_Exercise aim_:
A verbatim copy of the records is required, with all pictures left out.

_Data shown_:
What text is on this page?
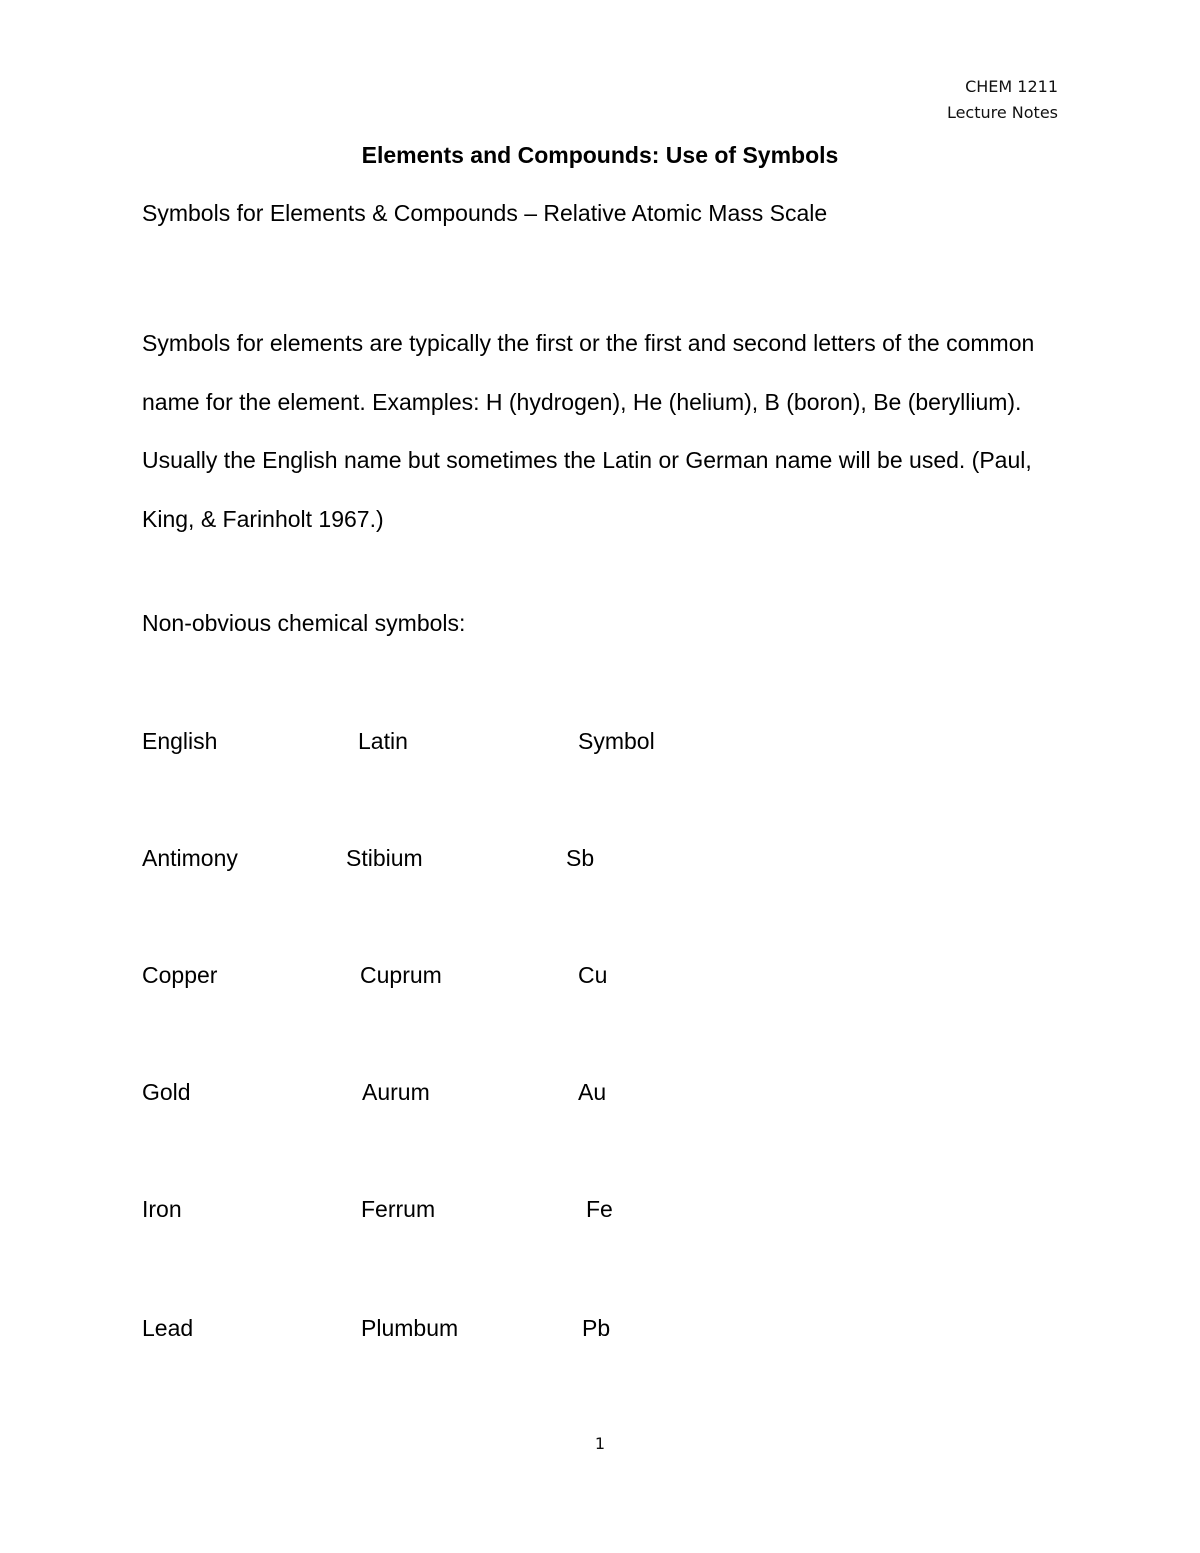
CHEM 1211
Lecture Notes
Elements and Compounds: Use of Symbols

Symbols for Elements & Compounds – Relative Atomic Mass Scale

Symbols for elements are typically the first or the first and second letters of the common name for the element. Examples: H (hydrogen), He (helium), B (boron), Be (beryllium). Usually the English name but sometimes the Latin or German name will be used. (Paul, King, & Farinholt 1967.)

Non-obvious chemical symbols:

English	Latin	Symbol
Antimony	Stibium	Sb
Copper	Cuprum	Cu
Gold	Aurum	Au
Iron	Ferrum	Fe
Lead	Plumbum	Pb
1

_Answer to this task_:
What text is on this page?
CHEM 1211
Lecture Notes
Elements and Compounds: Use of Symbols

Symbols for Elements & Compounds – Relative Atomic Mass Scale

Symbols for elements are typically the first or the first and second letters of the common name for the element. Examples: H (hydrogen), He (helium), B (boron), Be (beryllium). Usually the English name but sometimes the Latin or German name will be used. (Paul, King, & Farinholt 1967.)

Non-obvious chemical symbols:

English	Latin	Symbol
Antimony	Stibium	Sb
Copper	Cuprum	Cu
Gold	Aurum	Au
Iron	Ferrum	Fe
Lead	Plumbum	Pb
1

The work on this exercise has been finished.